* [WHAT IS ASKED]
Locate the lines that hold the string "text". Copy every such line.

* [PROVIDED INFORMATION]
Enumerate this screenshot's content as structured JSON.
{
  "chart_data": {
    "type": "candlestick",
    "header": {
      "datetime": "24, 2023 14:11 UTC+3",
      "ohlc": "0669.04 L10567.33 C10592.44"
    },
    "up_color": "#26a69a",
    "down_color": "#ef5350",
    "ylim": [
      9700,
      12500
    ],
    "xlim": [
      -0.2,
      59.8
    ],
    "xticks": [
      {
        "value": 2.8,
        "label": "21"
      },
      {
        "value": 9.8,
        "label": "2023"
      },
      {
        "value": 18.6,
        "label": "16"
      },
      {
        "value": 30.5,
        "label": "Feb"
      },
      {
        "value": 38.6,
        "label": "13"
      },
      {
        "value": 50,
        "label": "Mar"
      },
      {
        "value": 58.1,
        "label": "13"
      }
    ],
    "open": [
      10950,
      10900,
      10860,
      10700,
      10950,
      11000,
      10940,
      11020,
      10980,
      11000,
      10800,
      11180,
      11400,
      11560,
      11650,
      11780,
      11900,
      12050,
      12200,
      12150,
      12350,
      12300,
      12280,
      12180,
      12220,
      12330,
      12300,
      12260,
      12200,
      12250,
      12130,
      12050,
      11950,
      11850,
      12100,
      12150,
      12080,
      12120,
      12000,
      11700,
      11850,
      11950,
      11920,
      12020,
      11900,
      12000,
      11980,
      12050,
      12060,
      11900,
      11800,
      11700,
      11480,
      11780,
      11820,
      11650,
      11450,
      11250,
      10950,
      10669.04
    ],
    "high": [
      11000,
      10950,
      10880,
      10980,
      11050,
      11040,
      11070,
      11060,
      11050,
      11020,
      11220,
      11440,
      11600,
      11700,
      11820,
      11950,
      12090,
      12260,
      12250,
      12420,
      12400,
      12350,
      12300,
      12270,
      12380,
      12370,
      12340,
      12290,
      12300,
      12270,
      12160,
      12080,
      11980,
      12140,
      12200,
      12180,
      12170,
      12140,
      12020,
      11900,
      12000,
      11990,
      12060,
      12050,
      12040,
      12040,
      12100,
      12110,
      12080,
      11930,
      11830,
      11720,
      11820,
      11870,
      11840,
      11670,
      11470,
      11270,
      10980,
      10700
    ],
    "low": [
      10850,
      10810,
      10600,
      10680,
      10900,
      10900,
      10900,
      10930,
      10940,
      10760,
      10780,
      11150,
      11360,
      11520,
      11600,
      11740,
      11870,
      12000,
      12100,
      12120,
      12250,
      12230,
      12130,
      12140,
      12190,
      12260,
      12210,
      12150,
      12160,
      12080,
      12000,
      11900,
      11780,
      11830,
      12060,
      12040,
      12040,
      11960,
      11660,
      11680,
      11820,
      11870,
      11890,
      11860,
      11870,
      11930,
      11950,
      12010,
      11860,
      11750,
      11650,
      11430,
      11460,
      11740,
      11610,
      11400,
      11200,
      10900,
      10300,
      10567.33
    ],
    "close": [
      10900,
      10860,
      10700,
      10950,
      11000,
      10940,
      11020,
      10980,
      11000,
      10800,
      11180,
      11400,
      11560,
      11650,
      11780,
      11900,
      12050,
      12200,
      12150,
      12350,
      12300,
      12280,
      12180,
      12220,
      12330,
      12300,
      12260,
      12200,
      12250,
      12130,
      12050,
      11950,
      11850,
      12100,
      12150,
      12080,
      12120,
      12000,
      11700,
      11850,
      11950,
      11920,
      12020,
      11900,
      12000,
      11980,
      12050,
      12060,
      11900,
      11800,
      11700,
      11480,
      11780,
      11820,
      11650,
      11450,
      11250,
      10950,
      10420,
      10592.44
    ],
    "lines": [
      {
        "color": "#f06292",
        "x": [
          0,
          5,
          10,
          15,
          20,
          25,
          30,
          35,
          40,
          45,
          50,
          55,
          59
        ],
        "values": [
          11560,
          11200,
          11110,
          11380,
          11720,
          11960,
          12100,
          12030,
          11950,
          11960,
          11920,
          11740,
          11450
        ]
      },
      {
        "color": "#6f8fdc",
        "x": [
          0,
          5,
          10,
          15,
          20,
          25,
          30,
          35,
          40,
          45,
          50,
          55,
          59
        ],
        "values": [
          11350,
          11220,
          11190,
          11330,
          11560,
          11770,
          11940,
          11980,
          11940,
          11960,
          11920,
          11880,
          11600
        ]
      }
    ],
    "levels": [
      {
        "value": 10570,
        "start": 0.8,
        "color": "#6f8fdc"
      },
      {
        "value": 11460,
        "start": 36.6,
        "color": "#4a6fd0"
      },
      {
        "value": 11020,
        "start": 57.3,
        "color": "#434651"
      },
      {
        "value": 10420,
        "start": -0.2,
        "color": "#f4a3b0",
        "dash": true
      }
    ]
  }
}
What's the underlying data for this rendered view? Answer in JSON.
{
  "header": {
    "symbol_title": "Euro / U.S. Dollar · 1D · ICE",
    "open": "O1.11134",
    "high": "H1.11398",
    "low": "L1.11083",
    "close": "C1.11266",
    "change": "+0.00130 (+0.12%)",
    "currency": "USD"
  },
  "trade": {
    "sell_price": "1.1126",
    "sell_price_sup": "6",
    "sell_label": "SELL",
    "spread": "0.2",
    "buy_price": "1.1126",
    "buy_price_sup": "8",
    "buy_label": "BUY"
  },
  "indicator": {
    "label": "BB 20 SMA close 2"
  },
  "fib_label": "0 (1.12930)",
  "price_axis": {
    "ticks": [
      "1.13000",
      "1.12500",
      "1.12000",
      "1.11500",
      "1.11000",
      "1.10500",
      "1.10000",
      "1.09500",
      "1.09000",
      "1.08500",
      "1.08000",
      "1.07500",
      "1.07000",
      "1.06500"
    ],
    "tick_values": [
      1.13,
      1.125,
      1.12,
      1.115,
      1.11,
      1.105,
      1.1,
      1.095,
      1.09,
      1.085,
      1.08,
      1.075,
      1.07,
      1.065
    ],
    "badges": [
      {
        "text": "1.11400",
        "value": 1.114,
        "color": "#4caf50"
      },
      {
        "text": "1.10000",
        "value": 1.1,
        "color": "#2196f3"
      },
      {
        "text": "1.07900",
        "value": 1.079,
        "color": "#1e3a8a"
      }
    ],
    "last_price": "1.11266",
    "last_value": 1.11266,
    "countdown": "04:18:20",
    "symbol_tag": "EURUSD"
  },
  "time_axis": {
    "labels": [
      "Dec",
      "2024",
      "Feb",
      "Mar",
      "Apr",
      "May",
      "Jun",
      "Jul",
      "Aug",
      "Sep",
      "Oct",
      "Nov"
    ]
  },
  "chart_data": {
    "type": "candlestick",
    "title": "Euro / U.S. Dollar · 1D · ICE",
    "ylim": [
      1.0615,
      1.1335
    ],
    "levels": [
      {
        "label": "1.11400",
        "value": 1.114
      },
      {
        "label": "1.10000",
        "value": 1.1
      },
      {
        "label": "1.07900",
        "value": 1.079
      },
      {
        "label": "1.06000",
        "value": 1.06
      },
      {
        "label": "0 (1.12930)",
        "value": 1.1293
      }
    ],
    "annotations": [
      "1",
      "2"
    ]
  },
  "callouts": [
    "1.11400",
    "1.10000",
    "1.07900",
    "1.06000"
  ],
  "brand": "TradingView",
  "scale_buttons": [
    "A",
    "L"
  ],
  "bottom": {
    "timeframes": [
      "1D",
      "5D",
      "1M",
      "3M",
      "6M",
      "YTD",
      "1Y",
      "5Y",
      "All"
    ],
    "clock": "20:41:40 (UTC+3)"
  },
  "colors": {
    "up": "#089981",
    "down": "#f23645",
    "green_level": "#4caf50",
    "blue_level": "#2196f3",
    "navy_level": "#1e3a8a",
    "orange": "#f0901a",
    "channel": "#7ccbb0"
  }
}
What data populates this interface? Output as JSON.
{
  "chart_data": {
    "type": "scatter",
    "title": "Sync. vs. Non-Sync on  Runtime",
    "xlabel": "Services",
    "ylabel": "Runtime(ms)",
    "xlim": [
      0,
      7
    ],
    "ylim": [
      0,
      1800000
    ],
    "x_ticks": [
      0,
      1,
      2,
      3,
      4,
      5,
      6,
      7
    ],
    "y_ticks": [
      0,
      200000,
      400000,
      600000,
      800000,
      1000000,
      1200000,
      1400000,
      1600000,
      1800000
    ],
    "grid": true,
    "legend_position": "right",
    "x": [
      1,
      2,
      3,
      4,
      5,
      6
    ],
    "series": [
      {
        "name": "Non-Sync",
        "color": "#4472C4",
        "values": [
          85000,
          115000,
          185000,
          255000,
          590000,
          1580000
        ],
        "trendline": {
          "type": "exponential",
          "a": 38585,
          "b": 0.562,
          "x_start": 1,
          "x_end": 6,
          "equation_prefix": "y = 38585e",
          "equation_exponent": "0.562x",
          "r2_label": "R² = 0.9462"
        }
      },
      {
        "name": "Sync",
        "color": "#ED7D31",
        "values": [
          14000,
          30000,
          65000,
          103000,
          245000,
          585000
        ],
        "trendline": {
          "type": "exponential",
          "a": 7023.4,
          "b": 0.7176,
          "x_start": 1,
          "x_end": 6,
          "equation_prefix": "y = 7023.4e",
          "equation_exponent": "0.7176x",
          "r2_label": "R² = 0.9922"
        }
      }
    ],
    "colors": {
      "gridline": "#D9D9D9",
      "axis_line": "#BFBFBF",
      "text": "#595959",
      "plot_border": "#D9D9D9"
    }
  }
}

* [SOLVED EXERCISE]
        "text": "1.11400",
        "text": "1.10000",
        "text": "1.07900",
      "text": "#595959",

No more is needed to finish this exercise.